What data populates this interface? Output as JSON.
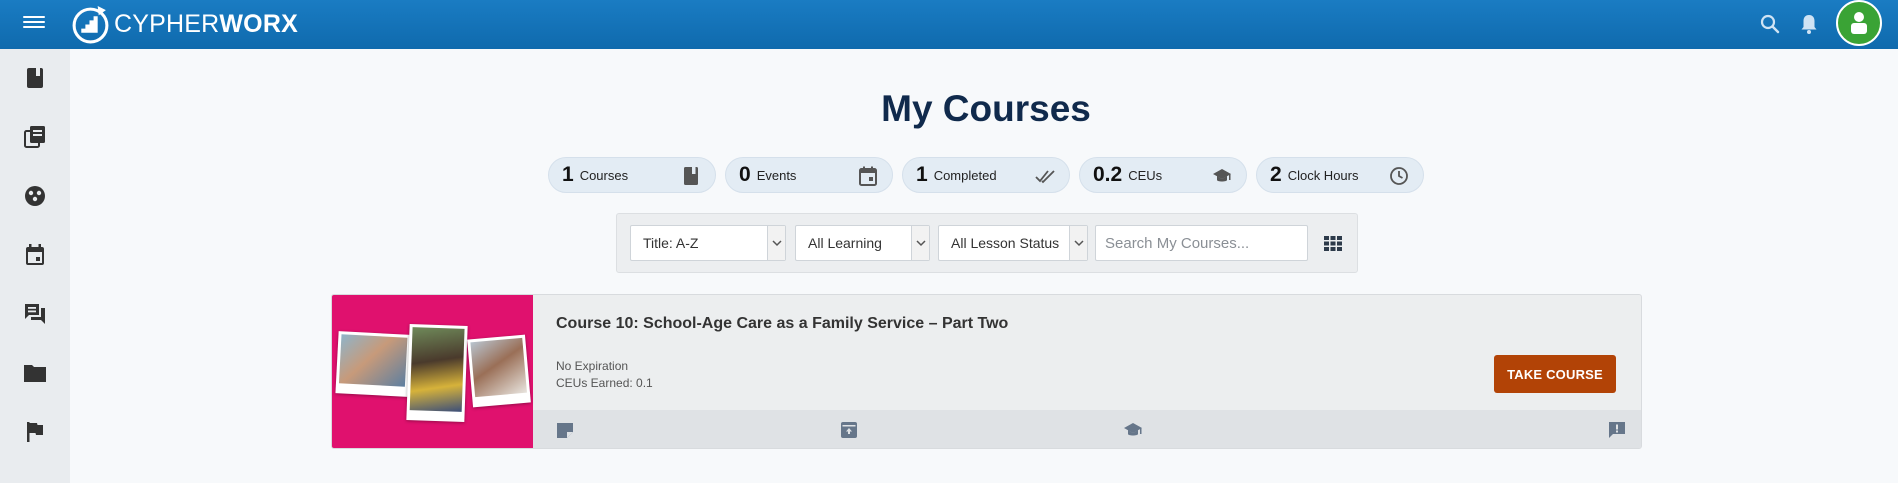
{
  "header": {
    "brand_light": "CYPHER",
    "brand_bold": "WORX",
    "icons": [
      "menu-icon",
      "search-icon",
      "bell-icon",
      "user-avatar"
    ]
  },
  "sidebar": {
    "items": [
      {
        "icon": "book-icon"
      },
      {
        "icon": "library-icon"
      },
      {
        "icon": "community-icon"
      },
      {
        "icon": "calendar-icon"
      },
      {
        "icon": "chat-icon"
      },
      {
        "icon": "folder-icon"
      },
      {
        "icon": "flag-icon"
      }
    ]
  },
  "page": {
    "title": "My Courses"
  },
  "stats": [
    {
      "num": "1",
      "label": "Courses",
      "icon": "book-icon"
    },
    {
      "num": "0",
      "label": "Events",
      "icon": "calendar-icon"
    },
    {
      "num": "1",
      "label": "Completed",
      "icon": "double-check-icon"
    },
    {
      "num": "0.2",
      "label": "CEUs",
      "icon": "graduation-cap-icon"
    },
    {
      "num": "2",
      "label": "Clock Hours",
      "icon": "clock-icon"
    }
  ],
  "filters": {
    "sort": "Title: A-Z",
    "learning": "All Learning",
    "status": "All Lesson Status",
    "search_placeholder": "Search My Courses...",
    "view_icon": "grid-view-icon"
  },
  "course": {
    "title": "Course 10: School-Age Care as a Family Service – Part Two",
    "expiration": "No Expiration",
    "ceus": "CEUs Earned: 0.1",
    "button": "TAKE COURSE",
    "footer_icons": [
      "note-icon",
      "archive-icon",
      "graduation-cap-icon",
      "feedback-icon"
    ]
  },
  "colors": {
    "header": "#0f6aad",
    "avatar": "#3aa335",
    "thumb": "#e0116e",
    "button": "#b24306",
    "title": "#102a4c"
  }
}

**PROBLEM**: Whichever lines contain the string "label", select and copy them.

**THE RESPONSE**:
      "label": "Courses",
      "label": "Events",
      "label": "Completed",
      "label": "CEUs",
      "label": "Clock Hours",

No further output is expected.